»»

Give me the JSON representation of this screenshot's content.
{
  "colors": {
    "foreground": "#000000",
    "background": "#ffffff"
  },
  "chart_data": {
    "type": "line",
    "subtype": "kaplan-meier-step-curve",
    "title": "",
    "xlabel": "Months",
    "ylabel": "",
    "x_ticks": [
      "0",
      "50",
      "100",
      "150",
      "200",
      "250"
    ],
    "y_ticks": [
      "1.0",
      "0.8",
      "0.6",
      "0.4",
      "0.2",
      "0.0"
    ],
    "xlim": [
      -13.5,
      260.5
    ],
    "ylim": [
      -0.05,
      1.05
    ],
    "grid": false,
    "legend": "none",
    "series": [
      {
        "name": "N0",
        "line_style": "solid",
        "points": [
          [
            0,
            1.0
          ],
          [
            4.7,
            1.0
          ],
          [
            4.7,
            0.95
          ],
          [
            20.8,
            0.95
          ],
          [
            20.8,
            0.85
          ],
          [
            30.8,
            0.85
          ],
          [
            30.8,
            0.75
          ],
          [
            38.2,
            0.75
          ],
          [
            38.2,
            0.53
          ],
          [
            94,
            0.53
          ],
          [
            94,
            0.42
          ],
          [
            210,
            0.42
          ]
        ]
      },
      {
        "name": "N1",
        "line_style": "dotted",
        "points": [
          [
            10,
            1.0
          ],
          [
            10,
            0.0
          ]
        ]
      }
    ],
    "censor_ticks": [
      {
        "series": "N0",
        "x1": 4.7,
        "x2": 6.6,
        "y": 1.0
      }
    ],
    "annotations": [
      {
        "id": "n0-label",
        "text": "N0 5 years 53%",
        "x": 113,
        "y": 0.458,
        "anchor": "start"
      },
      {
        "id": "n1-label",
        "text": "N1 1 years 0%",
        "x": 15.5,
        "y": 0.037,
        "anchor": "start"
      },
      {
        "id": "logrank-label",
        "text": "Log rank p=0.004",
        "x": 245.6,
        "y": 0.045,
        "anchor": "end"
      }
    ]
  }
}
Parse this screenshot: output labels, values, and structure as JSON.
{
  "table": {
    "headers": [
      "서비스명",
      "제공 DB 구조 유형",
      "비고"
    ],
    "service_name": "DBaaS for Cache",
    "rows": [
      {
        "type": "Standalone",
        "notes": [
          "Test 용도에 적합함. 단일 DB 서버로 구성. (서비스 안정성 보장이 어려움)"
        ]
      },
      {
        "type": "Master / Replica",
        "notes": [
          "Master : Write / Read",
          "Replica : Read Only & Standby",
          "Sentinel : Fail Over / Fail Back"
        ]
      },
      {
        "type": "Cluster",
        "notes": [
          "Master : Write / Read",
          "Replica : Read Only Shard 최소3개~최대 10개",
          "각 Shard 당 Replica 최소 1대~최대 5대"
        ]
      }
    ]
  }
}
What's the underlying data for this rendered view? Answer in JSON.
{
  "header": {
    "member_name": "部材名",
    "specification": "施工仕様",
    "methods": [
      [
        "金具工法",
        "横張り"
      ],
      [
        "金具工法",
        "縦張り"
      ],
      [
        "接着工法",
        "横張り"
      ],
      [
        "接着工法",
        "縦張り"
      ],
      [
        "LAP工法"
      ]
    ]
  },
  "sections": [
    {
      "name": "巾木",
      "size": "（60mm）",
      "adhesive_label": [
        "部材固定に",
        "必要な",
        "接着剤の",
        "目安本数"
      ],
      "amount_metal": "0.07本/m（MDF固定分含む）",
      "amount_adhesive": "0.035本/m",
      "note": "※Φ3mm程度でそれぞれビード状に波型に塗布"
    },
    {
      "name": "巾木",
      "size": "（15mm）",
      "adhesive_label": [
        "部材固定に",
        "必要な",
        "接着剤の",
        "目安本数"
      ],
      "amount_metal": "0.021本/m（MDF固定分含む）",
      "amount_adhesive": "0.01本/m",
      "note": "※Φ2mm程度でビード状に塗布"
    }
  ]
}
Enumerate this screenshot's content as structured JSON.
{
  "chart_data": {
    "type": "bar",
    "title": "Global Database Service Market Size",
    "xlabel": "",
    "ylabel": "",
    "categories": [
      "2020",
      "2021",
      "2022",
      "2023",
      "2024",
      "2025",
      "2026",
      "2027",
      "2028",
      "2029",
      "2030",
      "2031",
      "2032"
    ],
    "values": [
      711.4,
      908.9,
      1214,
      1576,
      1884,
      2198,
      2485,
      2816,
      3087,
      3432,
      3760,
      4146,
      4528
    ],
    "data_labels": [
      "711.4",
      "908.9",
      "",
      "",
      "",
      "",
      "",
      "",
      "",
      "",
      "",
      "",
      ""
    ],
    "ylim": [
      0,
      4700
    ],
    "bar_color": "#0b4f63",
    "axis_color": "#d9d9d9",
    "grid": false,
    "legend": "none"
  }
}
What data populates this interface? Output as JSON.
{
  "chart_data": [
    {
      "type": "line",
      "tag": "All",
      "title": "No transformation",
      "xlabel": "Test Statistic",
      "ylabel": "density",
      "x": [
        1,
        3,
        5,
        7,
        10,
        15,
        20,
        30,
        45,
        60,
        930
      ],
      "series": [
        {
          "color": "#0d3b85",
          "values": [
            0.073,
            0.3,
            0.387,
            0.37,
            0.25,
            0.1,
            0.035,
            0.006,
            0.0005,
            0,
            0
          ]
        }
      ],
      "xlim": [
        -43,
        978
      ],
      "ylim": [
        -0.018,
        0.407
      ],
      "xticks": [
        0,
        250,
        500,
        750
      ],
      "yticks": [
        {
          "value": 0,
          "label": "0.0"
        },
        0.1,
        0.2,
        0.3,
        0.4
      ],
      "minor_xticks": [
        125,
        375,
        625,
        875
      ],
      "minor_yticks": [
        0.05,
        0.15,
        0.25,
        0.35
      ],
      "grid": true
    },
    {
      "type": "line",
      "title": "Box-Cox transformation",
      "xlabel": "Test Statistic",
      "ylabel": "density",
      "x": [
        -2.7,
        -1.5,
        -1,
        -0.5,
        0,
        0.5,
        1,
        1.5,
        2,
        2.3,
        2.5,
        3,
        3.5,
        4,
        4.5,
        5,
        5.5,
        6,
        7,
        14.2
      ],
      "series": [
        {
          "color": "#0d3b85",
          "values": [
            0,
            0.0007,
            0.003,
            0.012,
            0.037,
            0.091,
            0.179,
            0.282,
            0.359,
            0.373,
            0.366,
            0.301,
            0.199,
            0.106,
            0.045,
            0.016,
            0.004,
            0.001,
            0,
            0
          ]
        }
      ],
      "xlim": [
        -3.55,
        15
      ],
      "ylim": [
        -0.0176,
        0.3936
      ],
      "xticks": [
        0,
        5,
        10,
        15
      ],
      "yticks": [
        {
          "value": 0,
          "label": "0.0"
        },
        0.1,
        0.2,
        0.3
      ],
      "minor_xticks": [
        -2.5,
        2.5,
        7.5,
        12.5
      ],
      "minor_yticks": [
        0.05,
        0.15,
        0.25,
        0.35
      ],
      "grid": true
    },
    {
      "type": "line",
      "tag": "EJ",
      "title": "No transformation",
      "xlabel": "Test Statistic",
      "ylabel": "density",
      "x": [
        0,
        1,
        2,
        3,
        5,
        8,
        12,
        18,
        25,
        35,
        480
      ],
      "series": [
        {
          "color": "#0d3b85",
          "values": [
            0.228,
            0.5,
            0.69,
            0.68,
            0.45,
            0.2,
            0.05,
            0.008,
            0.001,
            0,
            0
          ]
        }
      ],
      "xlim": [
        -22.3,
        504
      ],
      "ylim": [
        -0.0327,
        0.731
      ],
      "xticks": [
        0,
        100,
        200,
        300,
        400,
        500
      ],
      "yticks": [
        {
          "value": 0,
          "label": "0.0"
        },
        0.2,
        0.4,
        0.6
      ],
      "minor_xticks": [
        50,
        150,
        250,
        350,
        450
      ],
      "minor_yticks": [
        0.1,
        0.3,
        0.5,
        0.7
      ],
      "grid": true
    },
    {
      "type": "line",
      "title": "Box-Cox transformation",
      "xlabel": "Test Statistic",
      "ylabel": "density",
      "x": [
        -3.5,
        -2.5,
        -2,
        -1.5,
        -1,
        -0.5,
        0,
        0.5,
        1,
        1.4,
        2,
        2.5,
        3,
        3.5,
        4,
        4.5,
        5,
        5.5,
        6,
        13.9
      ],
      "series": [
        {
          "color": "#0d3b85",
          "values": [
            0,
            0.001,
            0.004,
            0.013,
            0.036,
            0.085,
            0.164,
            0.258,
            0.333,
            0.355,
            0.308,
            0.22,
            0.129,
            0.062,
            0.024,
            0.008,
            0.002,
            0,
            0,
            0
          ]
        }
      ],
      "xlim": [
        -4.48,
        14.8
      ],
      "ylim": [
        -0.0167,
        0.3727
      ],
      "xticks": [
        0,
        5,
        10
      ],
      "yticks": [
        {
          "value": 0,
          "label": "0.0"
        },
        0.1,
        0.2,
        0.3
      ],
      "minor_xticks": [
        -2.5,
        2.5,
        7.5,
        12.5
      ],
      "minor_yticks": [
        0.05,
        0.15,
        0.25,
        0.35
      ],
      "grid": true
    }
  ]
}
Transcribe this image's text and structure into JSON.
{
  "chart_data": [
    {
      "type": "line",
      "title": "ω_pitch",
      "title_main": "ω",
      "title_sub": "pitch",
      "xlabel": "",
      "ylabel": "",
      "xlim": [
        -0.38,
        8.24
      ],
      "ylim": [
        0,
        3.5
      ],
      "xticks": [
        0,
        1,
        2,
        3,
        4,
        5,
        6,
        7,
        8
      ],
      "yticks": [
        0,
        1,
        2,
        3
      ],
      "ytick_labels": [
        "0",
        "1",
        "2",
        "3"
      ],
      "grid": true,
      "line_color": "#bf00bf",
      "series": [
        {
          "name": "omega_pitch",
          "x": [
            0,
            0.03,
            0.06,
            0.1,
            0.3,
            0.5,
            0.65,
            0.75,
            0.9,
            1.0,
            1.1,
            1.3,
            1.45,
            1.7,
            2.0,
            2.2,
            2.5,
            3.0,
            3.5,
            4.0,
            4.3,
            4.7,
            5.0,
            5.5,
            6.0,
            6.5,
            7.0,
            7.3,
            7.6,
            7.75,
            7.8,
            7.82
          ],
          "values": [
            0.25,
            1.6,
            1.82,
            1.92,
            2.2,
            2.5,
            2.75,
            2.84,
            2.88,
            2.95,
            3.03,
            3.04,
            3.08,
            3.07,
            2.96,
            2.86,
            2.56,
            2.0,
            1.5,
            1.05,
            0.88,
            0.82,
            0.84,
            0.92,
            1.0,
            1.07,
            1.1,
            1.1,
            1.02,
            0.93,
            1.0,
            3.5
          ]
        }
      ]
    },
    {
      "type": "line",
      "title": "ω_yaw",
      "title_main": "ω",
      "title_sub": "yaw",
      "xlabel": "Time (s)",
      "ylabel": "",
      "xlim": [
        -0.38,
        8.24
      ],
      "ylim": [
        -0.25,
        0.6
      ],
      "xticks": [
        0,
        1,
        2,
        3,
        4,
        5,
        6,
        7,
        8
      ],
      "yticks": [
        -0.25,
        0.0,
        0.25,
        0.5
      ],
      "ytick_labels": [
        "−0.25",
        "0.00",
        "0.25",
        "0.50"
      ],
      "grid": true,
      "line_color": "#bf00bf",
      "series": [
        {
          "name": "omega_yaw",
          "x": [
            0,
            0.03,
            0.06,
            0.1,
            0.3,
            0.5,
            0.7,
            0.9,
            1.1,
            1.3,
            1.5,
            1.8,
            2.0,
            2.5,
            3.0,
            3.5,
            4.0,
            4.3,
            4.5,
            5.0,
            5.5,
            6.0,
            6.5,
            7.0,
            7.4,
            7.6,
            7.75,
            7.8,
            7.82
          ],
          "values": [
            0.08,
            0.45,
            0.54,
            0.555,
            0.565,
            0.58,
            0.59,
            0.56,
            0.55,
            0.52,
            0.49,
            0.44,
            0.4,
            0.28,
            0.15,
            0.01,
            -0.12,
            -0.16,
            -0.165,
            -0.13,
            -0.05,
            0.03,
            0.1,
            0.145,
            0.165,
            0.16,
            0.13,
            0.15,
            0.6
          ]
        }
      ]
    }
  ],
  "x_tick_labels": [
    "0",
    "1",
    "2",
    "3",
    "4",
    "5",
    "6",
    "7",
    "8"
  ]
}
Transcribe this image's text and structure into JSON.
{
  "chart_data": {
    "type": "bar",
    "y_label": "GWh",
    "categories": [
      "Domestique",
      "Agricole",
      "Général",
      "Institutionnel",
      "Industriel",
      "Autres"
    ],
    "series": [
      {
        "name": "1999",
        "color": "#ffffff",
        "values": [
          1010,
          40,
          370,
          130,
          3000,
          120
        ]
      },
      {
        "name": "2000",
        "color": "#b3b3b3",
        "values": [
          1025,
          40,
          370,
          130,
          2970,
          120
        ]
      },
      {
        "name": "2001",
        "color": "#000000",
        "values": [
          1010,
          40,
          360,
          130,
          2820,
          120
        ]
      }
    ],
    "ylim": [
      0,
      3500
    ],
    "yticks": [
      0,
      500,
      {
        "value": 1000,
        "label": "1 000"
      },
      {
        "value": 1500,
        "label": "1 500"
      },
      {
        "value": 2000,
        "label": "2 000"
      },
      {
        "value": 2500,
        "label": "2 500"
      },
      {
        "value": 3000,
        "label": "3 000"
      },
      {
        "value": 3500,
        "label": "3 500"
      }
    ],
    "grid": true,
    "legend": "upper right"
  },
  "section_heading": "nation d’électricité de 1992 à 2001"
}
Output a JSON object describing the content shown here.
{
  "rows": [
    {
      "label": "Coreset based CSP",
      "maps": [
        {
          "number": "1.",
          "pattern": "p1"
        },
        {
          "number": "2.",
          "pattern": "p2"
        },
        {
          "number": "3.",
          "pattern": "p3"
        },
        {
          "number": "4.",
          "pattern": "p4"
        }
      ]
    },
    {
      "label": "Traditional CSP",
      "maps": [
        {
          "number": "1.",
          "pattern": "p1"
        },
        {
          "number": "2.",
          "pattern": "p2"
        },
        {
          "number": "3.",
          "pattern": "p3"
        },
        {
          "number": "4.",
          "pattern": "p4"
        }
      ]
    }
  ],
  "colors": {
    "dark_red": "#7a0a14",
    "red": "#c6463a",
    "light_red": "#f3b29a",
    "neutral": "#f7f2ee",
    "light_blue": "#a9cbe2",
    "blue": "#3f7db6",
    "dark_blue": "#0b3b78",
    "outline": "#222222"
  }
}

««

PROBLEM DETAILS: Retype exactly the lines from the one containing "Output a JSON" through the last line of the records above, including both.

COMPLETE RESPONSE:
Output a JSON object describing the content shown here.
{
  "rows": [
    {
      "label": "Coreset based CSP",
      "maps": [
        {
          "number": "1.",
          "pattern": "p1"
        },
        {
          "number": "2.",
          "pattern": "p2"
        },
        {
          "number": "3.",
          "pattern": "p3"
        },
        {
          "number": "4.",
          "pattern": "p4"
        }
      ]
    },
    {
      "label": "Traditional CSP",
      "maps": [
        {
          "number": "1.",
          "pattern": "p1"
        },
        {
          "number": "2.",
          "pattern": "p2"
        },
        {
          "number": "3.",
          "pattern": "p3"
        },
        {
          "number": "4.",
          "pattern": "p4"
        }
      ]
    }
  ],
  "colors": {
    "dark_red": "#7a0a14",
    "red": "#c6463a",
    "light_red": "#f3b29a",
    "neutral": "#f7f2ee",
    "light_blue": "#a9cbe2",
    "blue": "#3f7db6",
    "dark_blue": "#0b3b78",
    "outline": "#222222"
  }
}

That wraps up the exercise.